>> begin Data supplied

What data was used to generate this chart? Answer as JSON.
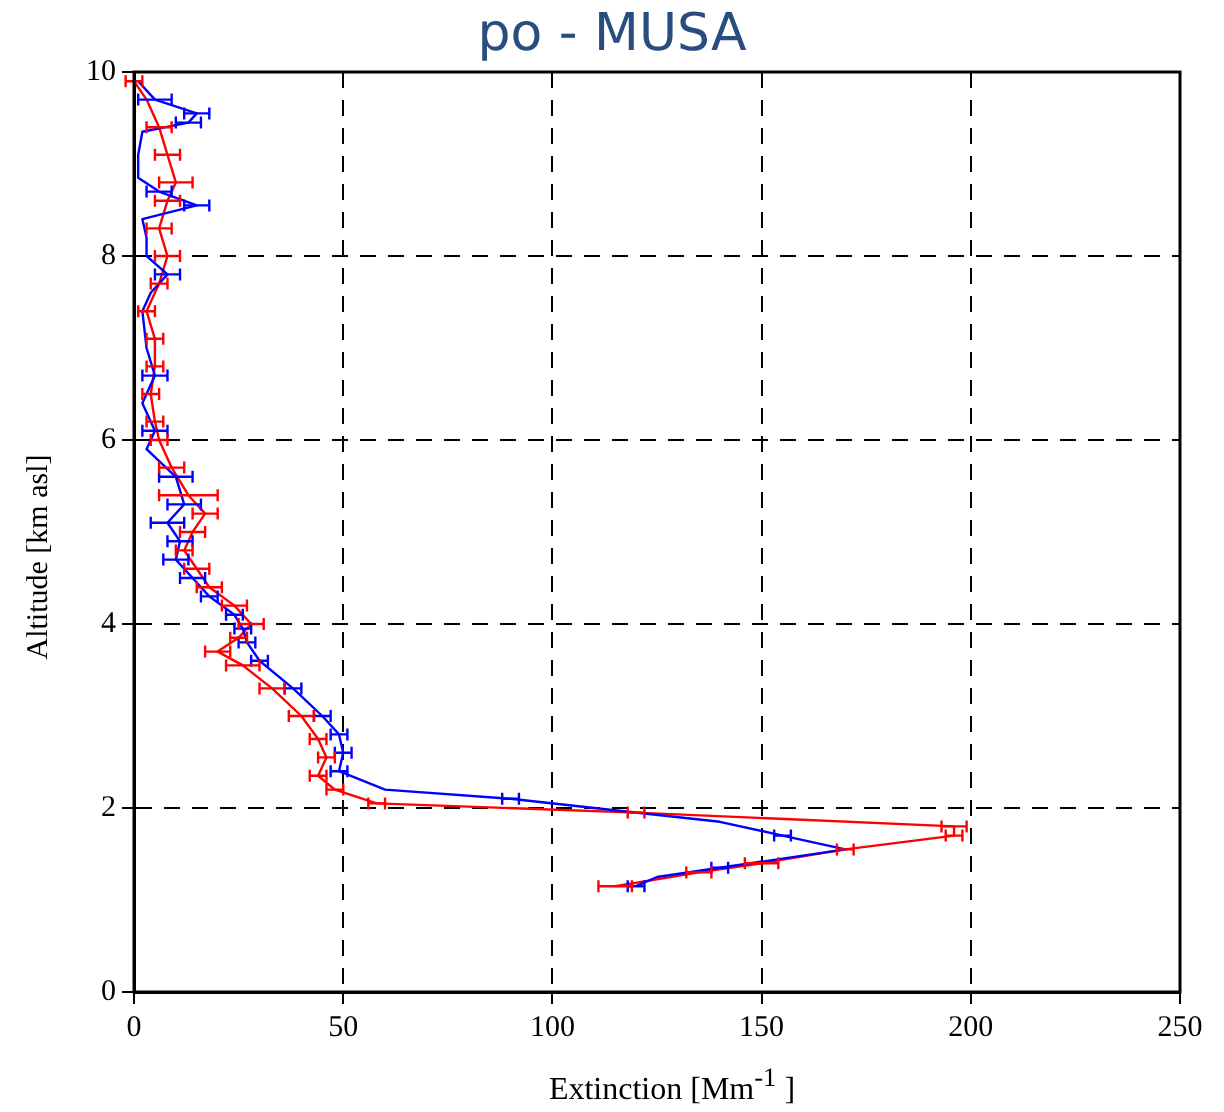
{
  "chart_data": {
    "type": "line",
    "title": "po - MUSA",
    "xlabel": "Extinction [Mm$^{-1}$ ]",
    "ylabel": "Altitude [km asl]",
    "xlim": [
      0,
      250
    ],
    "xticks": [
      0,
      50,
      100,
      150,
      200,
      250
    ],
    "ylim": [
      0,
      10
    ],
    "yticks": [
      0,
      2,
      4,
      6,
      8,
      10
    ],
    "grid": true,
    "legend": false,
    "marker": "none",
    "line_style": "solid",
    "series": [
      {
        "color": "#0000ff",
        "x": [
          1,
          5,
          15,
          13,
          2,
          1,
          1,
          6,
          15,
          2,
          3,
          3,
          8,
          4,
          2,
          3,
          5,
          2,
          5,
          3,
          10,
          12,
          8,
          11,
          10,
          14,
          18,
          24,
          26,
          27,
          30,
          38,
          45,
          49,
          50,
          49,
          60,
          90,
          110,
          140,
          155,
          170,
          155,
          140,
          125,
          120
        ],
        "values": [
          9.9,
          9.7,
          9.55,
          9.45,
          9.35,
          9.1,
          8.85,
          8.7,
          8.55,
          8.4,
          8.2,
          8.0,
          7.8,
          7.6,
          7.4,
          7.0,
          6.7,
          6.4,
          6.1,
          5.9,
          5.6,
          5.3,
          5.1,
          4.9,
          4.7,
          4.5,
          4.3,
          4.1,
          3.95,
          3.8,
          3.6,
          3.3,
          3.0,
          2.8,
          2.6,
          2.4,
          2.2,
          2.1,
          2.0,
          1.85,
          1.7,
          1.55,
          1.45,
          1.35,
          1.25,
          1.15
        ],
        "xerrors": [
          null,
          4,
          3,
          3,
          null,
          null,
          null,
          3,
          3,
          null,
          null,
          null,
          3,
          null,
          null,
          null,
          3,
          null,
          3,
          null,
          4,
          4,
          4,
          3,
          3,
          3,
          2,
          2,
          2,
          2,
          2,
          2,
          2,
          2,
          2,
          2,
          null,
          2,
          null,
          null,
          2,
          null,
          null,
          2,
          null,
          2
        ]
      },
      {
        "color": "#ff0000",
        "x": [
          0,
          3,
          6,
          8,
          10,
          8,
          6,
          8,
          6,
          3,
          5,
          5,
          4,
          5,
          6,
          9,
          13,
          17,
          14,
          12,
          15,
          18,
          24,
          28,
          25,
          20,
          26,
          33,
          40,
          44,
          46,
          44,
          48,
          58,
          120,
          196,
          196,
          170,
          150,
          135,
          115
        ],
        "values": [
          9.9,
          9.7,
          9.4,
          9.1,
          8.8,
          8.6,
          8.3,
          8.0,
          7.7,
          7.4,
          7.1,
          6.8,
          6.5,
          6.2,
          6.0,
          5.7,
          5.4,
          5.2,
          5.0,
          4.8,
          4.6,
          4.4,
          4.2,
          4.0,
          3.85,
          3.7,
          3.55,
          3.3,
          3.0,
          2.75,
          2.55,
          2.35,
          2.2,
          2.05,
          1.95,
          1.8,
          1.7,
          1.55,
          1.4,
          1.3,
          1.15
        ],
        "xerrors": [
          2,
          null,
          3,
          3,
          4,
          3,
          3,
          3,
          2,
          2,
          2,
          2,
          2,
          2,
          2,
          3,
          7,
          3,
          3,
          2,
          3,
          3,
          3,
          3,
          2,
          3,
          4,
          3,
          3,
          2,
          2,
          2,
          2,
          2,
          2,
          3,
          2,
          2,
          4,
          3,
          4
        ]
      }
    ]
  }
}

>> end Data supplied
>> begin Data supplied

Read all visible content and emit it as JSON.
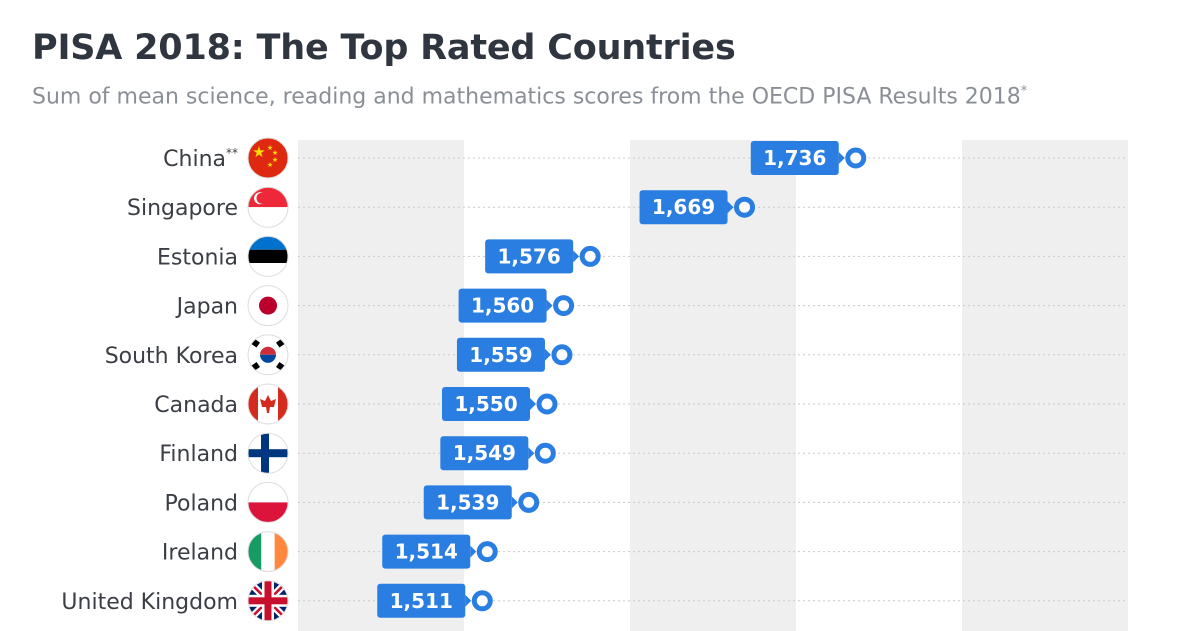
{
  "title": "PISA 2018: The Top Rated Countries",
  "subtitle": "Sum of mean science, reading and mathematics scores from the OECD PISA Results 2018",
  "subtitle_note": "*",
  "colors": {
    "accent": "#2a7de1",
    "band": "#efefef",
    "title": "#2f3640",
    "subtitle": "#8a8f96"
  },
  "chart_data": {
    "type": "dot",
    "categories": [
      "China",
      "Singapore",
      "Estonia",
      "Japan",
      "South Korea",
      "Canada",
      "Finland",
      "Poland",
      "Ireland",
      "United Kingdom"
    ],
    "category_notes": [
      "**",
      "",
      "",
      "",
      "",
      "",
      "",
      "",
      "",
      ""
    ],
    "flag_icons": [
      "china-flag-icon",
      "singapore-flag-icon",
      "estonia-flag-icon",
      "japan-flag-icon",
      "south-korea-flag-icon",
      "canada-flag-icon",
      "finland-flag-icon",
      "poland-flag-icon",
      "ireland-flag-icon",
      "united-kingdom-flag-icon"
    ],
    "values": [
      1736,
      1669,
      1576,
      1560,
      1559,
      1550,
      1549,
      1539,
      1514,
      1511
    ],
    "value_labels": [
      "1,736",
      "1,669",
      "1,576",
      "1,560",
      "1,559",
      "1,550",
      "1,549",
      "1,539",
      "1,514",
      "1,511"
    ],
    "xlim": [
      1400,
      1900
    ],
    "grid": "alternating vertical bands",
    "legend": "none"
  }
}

>> end Data supplied

### What is expected
List the lines that contain the word "PISA".

### Problem solution
  "title": "PISA 2018: The Top Rated Countries",
  "subtitle": "Sum of mean science, reading and mathematics scores from the OECD PISA Results 2018",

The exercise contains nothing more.